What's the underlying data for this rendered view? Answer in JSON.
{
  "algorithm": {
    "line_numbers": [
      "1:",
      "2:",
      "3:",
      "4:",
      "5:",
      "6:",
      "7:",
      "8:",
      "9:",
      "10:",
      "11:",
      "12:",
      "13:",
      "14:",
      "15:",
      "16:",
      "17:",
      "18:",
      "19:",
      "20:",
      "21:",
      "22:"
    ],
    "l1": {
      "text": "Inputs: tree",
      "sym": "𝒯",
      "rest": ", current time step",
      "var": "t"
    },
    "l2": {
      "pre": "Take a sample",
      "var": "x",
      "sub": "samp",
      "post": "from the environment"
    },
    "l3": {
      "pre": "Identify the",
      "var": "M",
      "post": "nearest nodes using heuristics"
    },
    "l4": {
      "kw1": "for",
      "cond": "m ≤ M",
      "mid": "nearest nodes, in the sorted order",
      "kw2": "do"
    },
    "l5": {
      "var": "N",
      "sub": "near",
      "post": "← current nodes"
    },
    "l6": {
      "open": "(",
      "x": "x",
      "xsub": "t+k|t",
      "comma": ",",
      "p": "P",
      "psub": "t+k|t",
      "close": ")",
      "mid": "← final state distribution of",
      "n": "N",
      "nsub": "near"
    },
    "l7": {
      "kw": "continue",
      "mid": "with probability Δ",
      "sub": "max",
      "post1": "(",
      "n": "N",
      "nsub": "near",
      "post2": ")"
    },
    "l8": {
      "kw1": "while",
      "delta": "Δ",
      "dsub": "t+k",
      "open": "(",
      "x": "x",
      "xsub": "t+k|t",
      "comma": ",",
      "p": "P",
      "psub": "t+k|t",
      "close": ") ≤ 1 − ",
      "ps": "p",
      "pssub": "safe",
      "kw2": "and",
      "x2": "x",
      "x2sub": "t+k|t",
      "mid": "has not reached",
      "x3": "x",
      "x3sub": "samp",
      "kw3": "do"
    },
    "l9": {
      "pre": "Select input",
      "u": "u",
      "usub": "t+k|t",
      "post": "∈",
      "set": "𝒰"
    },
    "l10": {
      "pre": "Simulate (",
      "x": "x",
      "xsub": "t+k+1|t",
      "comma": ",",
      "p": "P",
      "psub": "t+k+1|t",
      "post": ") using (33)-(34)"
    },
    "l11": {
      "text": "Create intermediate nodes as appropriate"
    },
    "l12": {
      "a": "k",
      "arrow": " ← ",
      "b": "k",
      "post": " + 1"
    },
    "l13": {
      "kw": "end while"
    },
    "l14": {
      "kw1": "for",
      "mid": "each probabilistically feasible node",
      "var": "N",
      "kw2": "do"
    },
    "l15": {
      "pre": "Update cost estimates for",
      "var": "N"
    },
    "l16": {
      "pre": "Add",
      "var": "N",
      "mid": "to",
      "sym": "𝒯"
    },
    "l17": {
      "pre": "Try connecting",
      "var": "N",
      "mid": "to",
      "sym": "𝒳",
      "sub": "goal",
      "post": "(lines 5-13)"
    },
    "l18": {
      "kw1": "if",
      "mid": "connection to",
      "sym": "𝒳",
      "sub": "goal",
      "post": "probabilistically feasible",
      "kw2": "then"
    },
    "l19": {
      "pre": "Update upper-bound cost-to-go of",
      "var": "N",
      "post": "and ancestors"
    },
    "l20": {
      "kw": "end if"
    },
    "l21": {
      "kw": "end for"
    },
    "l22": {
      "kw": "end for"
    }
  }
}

+===+

What you should do:
Print every line of the records exactly. Omit nothing.

The response:
What's the underlying data for this rendered view? Answer in JSON.
{
  "algorithm": {
    "line_numbers": [
      "1:",
      "2:",
      "3:",
      "4:",
      "5:",
      "6:",
      "7:",
      "8:",
      "9:",
      "10:",
      "11:",
      "12:",
      "13:",
      "14:",
      "15:",
      "16:",
      "17:",
      "18:",
      "19:",
      "20:",
      "21:",
      "22:"
    ],
    "l1": {
      "text": "Inputs: tree",
      "sym": "𝒯",
      "rest": ", current time step",
      "var": "t"
    },
    "l2": {
      "pre": "Take a sample",
      "var": "x",
      "sub": "samp",
      "post": "from the environment"
    },
    "l3": {
      "pre": "Identify the",
      "var": "M",
      "post": "nearest nodes using heuristics"
    },
    "l4": {
      "kw1": "for",
      "cond": "m ≤ M",
      "mid": "nearest nodes, in the sorted order",
      "kw2": "do"
    },
    "l5": {
      "var": "N",
      "sub": "near",
      "post": "← current nodes"
    },
    "l6": {
      "open": "(",
      "x": "x",
      "xsub": "t+k|t",
      "comma": ",",
      "p": "P",
      "psub": "t+k|t",
      "close": ")",
      "mid": "← final state distribution of",
      "n": "N",
      "nsub": "near"
    },
    "l7": {
      "kw": "continue",
      "mid": "with probability Δ",
      "sub": "max",
      "post1": "(",
      "n": "N",
      "nsub": "near",
      "post2": ")"
    },
    "l8": {
      "kw1": "while",
      "delta": "Δ",
      "dsub": "t+k",
      "open": "(",
      "x": "x",
      "xsub": "t+k|t",
      "comma": ",",
      "p": "P",
      "psub": "t+k|t",
      "close": ") ≤ 1 − ",
      "ps": "p",
      "pssub": "safe",
      "kw2": "and",
      "x2": "x",
      "x2sub": "t+k|t",
      "mid": "has not reached",
      "x3": "x",
      "x3sub": "samp",
      "kw3": "do"
    },
    "l9": {
      "pre": "Select input",
      "u": "u",
      "usub": "t+k|t",
      "post": "∈",
      "set": "𝒰"
    },
    "l10": {
      "pre": "Simulate (",
      "x": "x",
      "xsub": "t+k+1|t",
      "comma": ",",
      "p": "P",
      "psub": "t+k+1|t",
      "post": ") using (33)-(34)"
    },
    "l11": {
      "text": "Create intermediate nodes as appropriate"
    },
    "l12": {
      "a": "k",
      "arrow": " ← ",
      "b": "k",
      "post": " + 1"
    },
    "l13": {
      "kw": "end while"
    },
    "l14": {
      "kw1": "for",
      "mid": "each probabilistically feasible node",
      "var": "N",
      "kw2": "do"
    },
    "l15": {
      "pre": "Update cost estimates for",
      "var": "N"
    },
    "l16": {
      "pre": "Add",
      "var": "N",
      "mid": "to",
      "sym": "𝒯"
    },
    "l17": {
      "pre": "Try connecting",
      "var": "N",
      "mid": "to",
      "sym": "𝒳",
      "sub": "goal",
      "post": "(lines 5-13)"
    },
    "l18": {
      "kw1": "if",
      "mid": "connection to",
      "sym": "𝒳",
      "sub": "goal",
      "post": "probabilistically feasible",
      "kw2": "then"
    },
    "l19": {
      "pre": "Update upper-bound cost-to-go of",
      "var": "N",
      "post": "and ancestors"
    },
    "l20": {
      "kw": "end if"
    },
    "l21": {
      "kw": "end for"
    },
    "l22": {
      "kw": "end for"
    }
  }
}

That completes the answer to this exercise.